===== The data =====
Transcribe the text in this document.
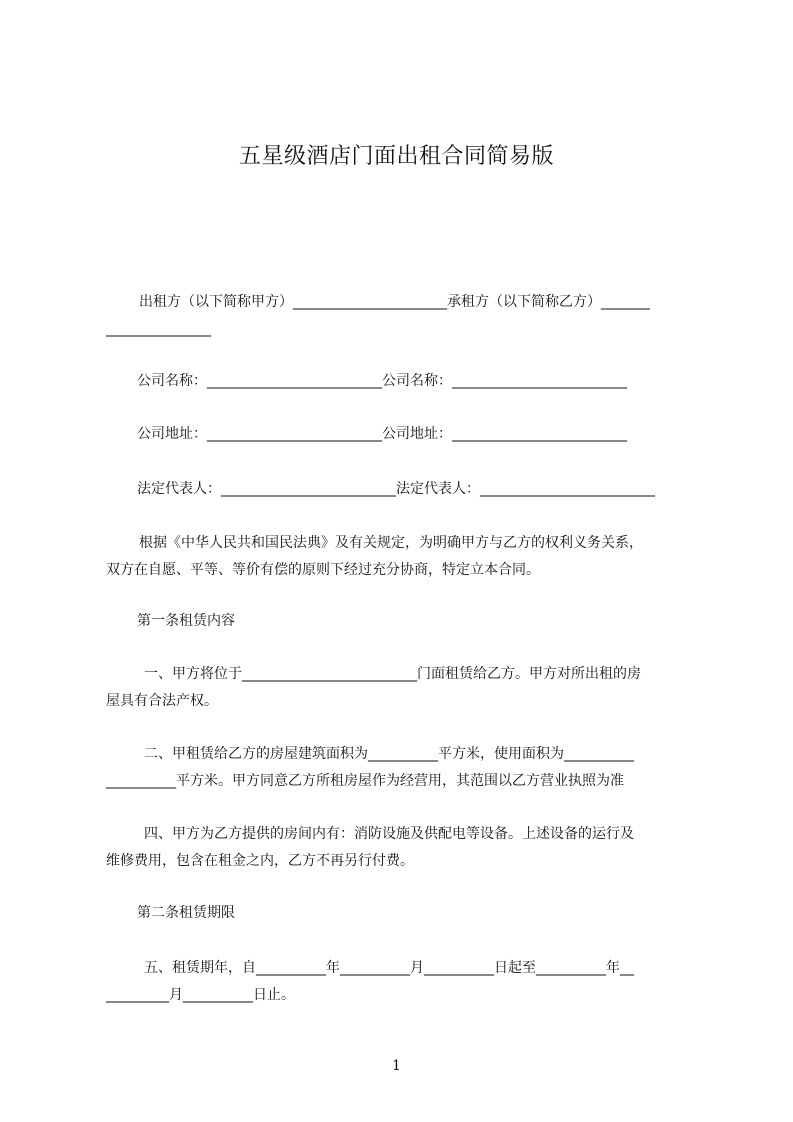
五星级酒店门面出租合同简易版
出租方（以下简称甲方）______________________承租方（以下简称乙方）_______
_______________
公司名称：_________________________公司名称：_________________________
公司地址：_________________________公司地址：_________________________
法定代表人：_________________________法定代表人：_________________________
根据《中华人民共和国民法典》及有关规定，为明确甲方与乙方的权利义务关系，
双方在自愿、平等、等价有偿的原则下经过充分协商，特定立本合同。
第一条租赁内容
一、甲方将位于_________________________门面租赁给乙方。甲方对所出租的房
屋具有合法产权。
二、甲租赁给乙方的房屋建筑面积为__________平方米，使用面积为__________
__________平方米。甲方同意乙方所租房屋作为经营用，其范围以乙方营业执照为准
四、甲方为乙方提供的房间内有：消防设施及供配电等设备。上述设备的运行及
维修费用，包含在租金之内，乙方不再另行付费。
第二条租赁期限
五、租赁期年，自__________年__________月__________日起至__________年__
_________月__________日止。
1
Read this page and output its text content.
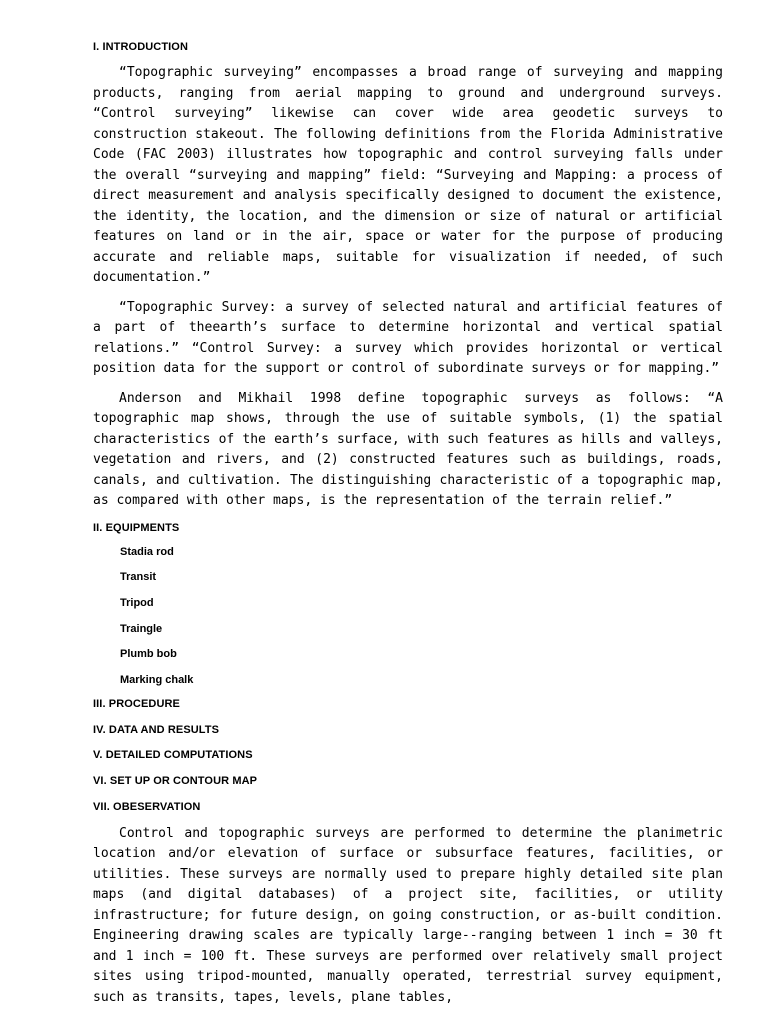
I. INTRODUCTION

“Topographic surveying” encompasses a broad range of surveying and mapping products, ranging from aerial mapping to ground and underground surveys. “Control surveying” likewise can cover wide area geodetic surveys to construction stakeout. The following definitions from the Florida Administrative Code (FAC 2003) illustrates how topographic and control surveying falls under the overall “surveying and mapping” field: “Surveying and Mapping: a process of direct measurement and analysis specifically designed to document the existence, the identity, the location, and the dimension or size of natural or artificial features on land or in the air, space or water for the purpose of producing accurate and reliable maps, suitable for visualization if needed, of such documentation.”

“Topographic Survey: a survey of selected natural and artificial features of a part of theearth’s surface to determine horizontal and vertical spatial relations.” “Control Survey: a survey which provides horizontal or vertical position data for the support or control of subordinate surveys or for mapping.”

Anderson and Mikhail 1998 define topographic surveys as follows: “A topographic map shows, through the use of suitable symbols, (1) the spatial characteristics of the earth’s surface, with such features as hills and valleys, vegetation and rivers, and (2) constructed features such as buildings, roads, canals, and cultivation. The distinguishing characteristic of a topographic map, as compared with other maps, is the representation of the terrain relief.”

II. EQUIPMENTS
Stadia rod
Transit
Tripod
Traingle
Plumb bob
Marking chalk
III. PROCEDURE
IV. DATA AND RESULTS
V. DETAILED COMPUTATIONS
VI. SET UP OR CONTOUR MAP
VII. OBESERVATION

Control and topographic surveys are performed to determine the planimetric location and/or elevation of surface or subsurface features, facilities, or utilities. These surveys are normally used to prepare highly detailed site plan maps (and digital databases) of a project site, facilities, or utility infrastructure; for future design, on going construction, or as-built condition. Engineering drawing scales are typically large--ranging between 1 inch = 30 ft and 1 inch = 100 ft. These surveys are performed over relatively small project sites using tripod-mounted, manually operated, terrestrial survey equipment, such as transits, tapes, levels, plane tables,
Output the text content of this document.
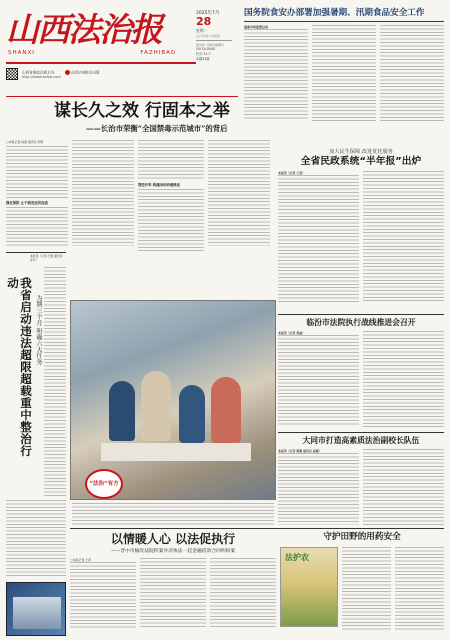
山西法治报
SHANXI	FAZHIBAO
山西省委政法委主办	山西法治报社出版
http://www.sxfzb.com
2025年7月
28
星期一
乙巳年闰六月初四
国内统一连续出版物号
CN 14-0040
代号 21-7
本期12版
国务院食安办部署加强暑期、汛期食品安全工作
国家市场监管总局
谋长久之效 行固本之举
——长治市荣衡“全国禁毒示范城市”的背后
□本报记者 杨强 通讯员 李明
强化预防 止于萌发迎风而进
管控并举 构建闭环治理格局
加大民生保障 改进优化服务
全省民政系统“半年报”出炉
本报讯（记者 王浩）
本报讯（记者 王强 通讯员 李芳）
我省启动违法超限超载重中整治行动
为期三个月 明确六大任务
“法治”有方
临汾市法院执行战线推进会召开
本报讯（记者 张丽）
大同市打造高素质法治副校长队伍
本报讯（记者 陈刚 通讯员 赵敏）
以情暖人心 以法促执行
——晋中市榆次法院积案并济执法一起金融借款合同纠纷案
□本报记者 王莉
守护田野的用药安全
法护农
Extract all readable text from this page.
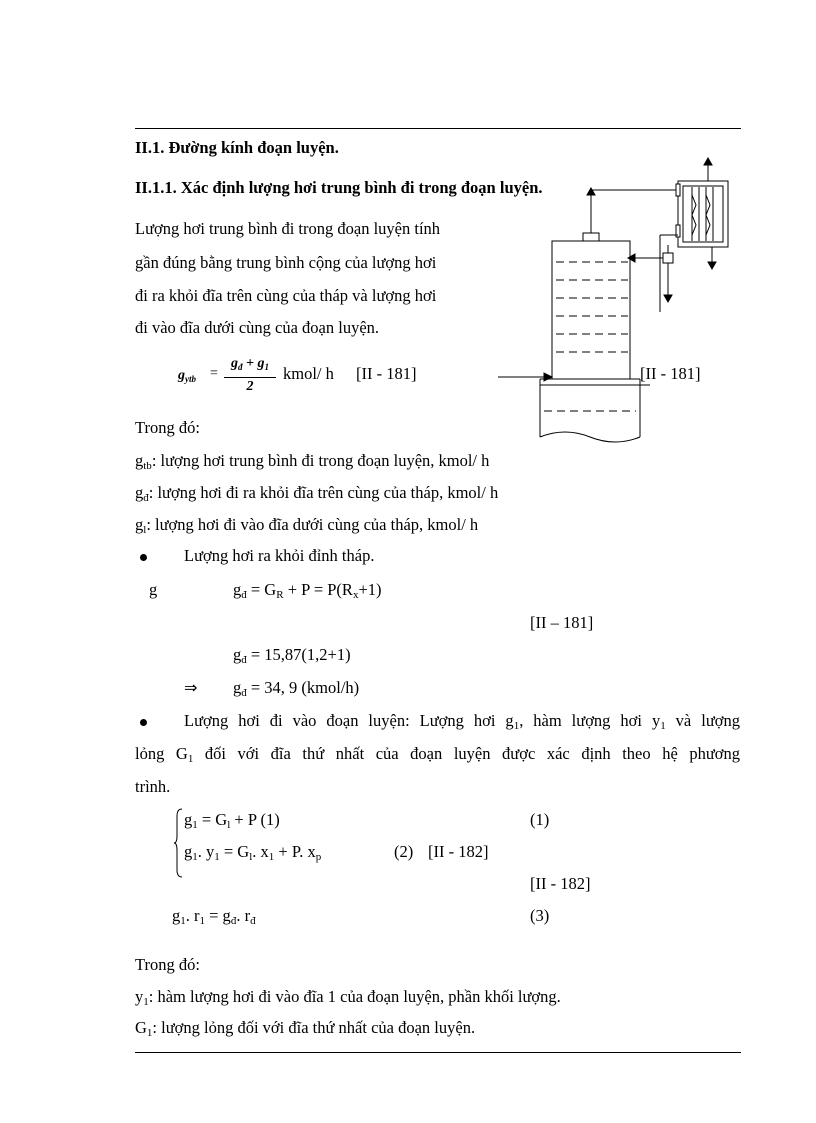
II.1. Đường kính đoạn luyện.
II.1.1. Xác định lượng hơi trung bình đi trong đoạn luyện.
Lượng hơi trung bình đi trong đoạn luyện tính
gần đúng bằng trung bình cộng của lượng hơi
đi ra khỏi đĩa trên cùng của tháp và lượng hơi
đi vào đĩa dưới cùng của đoạn luyện.
$g_{ytb}$ =
$g_đ + g_1$
2
kmol/ h [II - 181]	[II - 181]
Trong đó:
$g_{tb}$: lượng hơi trung bình đi trong đoạn luyện, kmol/ h
$g_đ$: lượng hơi đi ra khỏi đĩa trên cùng của tháp, kmol/ h
$g_l$: lượng hơi đi vào đĩa dưới cùng của tháp, kmol/ h
Lượng hơi ra khỏi đỉnh tháp.
g	$g_đ = G_R + P = P(R_x+1)$
[II – 181]
$g_đ = 15,87(1,2+1)$
⇒ $g_đ = 34$, 9 (kmol/h)
Lượng hơi đi vào đoạn luyện: Lượng hơi $g_1$, hàm lượng hơi $y_1$ và lượng
lỏng $G_1$ đối với đĩa thứ nhất của đoạn luyện được xác định theo hệ phương
trình.
$g_1 = G_l + P$ (1)	(1)
$g_1$. $y_1 = G_l$. $x_1 + P$. $x_p$	(2) [II - 182]
[II - 182]
$g_1$. $r_1 = g_đ$. $r_đ$	(3)
Trong đó:
$y_1$: hàm lượng hơi đi vào đĩa 1 của đoạn luyện, phần khối lượng.
$G_1$: lượng lỏng đối với đĩa thứ nhất của đoạn luyện.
=====
** Task directions **
Review the preceding data and report every line that includes the string "bình".

** Answer to the task **
II.1.1. Xác định lượng hơi trung bình đi trong đoạn luyện.
Lượng hơi trung bình đi trong đoạn luyện tính
gần đúng bằng trung bình cộng của lượng hơi
$g_{tb}$: lượng hơi trung bình đi trong đoạn luyện, kmol/ h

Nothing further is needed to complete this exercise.